Records
※ ※ ※

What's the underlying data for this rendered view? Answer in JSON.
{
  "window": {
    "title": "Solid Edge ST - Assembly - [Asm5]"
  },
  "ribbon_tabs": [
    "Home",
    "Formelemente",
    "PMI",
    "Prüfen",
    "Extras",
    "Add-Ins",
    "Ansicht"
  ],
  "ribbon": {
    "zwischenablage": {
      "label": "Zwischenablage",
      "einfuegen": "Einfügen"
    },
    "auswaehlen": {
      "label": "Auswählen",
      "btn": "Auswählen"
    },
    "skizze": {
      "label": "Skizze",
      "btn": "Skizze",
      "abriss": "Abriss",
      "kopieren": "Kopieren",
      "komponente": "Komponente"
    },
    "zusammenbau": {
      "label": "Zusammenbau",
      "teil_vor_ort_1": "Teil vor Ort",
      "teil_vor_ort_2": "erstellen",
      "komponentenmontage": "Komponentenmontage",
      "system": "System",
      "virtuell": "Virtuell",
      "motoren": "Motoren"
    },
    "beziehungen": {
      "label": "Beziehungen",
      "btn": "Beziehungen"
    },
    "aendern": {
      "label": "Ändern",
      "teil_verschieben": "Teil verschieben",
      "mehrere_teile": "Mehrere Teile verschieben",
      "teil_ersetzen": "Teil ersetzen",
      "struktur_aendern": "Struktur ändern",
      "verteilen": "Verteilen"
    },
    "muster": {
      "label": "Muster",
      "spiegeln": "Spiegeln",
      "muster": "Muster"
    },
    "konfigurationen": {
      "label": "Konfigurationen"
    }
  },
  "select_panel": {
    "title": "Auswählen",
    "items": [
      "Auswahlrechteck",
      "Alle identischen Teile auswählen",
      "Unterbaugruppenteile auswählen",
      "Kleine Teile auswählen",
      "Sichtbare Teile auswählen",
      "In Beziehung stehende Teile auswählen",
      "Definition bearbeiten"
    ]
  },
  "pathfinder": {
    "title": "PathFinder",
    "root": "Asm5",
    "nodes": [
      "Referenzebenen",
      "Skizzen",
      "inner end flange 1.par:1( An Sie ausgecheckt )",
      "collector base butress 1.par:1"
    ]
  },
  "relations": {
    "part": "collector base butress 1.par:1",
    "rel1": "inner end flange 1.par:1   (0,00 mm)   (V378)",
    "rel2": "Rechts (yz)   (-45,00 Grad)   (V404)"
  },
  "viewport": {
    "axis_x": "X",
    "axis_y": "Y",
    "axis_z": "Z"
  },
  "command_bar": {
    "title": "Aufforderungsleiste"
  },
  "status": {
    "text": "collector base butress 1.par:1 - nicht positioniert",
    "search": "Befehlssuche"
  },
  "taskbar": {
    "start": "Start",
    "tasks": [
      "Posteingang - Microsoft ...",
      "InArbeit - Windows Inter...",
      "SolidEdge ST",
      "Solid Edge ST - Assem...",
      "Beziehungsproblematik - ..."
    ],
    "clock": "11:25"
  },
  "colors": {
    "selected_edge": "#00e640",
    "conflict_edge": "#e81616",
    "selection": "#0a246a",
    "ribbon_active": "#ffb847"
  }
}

※ ※ ※

WHAT THIS TASK INVOLVES
Retype the material in full. Each word must match.

EXERCISE ANSWER
What's the underlying data for this rendered view? Answer in JSON.
{
  "window": {
    "title": "Solid Edge ST - Assembly - [Asm5]"
  },
  "ribbon_tabs": [
    "Home",
    "Formelemente",
    "PMI",
    "Prüfen",
    "Extras",
    "Add-Ins",
    "Ansicht"
  ],
  "ribbon": {
    "zwischenablage": {
      "label": "Zwischenablage",
      "einfuegen": "Einfügen"
    },
    "auswaehlen": {
      "label": "Auswählen",
      "btn": "Auswählen"
    },
    "skizze": {
      "label": "Skizze",
      "btn": "Skizze",
      "abriss": "Abriss",
      "kopieren": "Kopieren",
      "komponente": "Komponente"
    },
    "zusammenbau": {
      "label": "Zusammenbau",
      "teil_vor_ort_1": "Teil vor Ort",
      "teil_vor_ort_2": "erstellen",
      "komponentenmontage": "Komponentenmontage",
      "system": "System",
      "virtuell": "Virtuell",
      "motoren": "Motoren"
    },
    "beziehungen": {
      "label": "Beziehungen",
      "btn": "Beziehungen"
    },
    "aendern": {
      "label": "Ändern",
      "teil_verschieben": "Teil verschieben",
      "mehrere_teile": "Mehrere Teile verschieben",
      "teil_ersetzen": "Teil ersetzen",
      "struktur_aendern": "Struktur ändern",
      "verteilen": "Verteilen"
    },
    "muster": {
      "label": "Muster",
      "spiegeln": "Spiegeln",
      "muster": "Muster"
    },
    "konfigurationen": {
      "label": "Konfigurationen"
    }
  },
  "select_panel": {
    "title": "Auswählen",
    "items": [
      "Auswahlrechteck",
      "Alle identischen Teile auswählen",
      "Unterbaugruppenteile auswählen",
      "Kleine Teile auswählen",
      "Sichtbare Teile auswählen",
      "In Beziehung stehende Teile auswählen",
      "Definition bearbeiten"
    ]
  },
  "pathfinder": {
    "title": "PathFinder",
    "root": "Asm5",
    "nodes": [
      "Referenzebenen",
      "Skizzen",
      "inner end flange 1.par:1( An Sie ausgecheckt )",
      "collector base butress 1.par:1"
    ]
  },
  "relations": {
    "part": "collector base butress 1.par:1",
    "rel1": "inner end flange 1.par:1   (0,00 mm)   (V378)",
    "rel2": "Rechts (yz)   (-45,00 Grad)   (V404)"
  },
  "viewport": {
    "axis_x": "X",
    "axis_y": "Y",
    "axis_z": "Z"
  },
  "command_bar": {
    "title": "Aufforderungsleiste"
  },
  "status": {
    "text": "collector base butress 1.par:1 - nicht positioniert",
    "search": "Befehlssuche"
  },
  "taskbar": {
    "start": "Start",
    "tasks": [
      "Posteingang - Microsoft ...",
      "InArbeit - Windows Inter...",
      "SolidEdge ST",
      "Solid Edge ST - Assem...",
      "Beziehungsproblematik - ..."
    ],
    "clock": "11:25"
  },
  "colors": {
    "selected_edge": "#00e640",
    "conflict_edge": "#e81616",
    "selection": "#0a246a",
    "ribbon_active": "#ffb847"
  }
}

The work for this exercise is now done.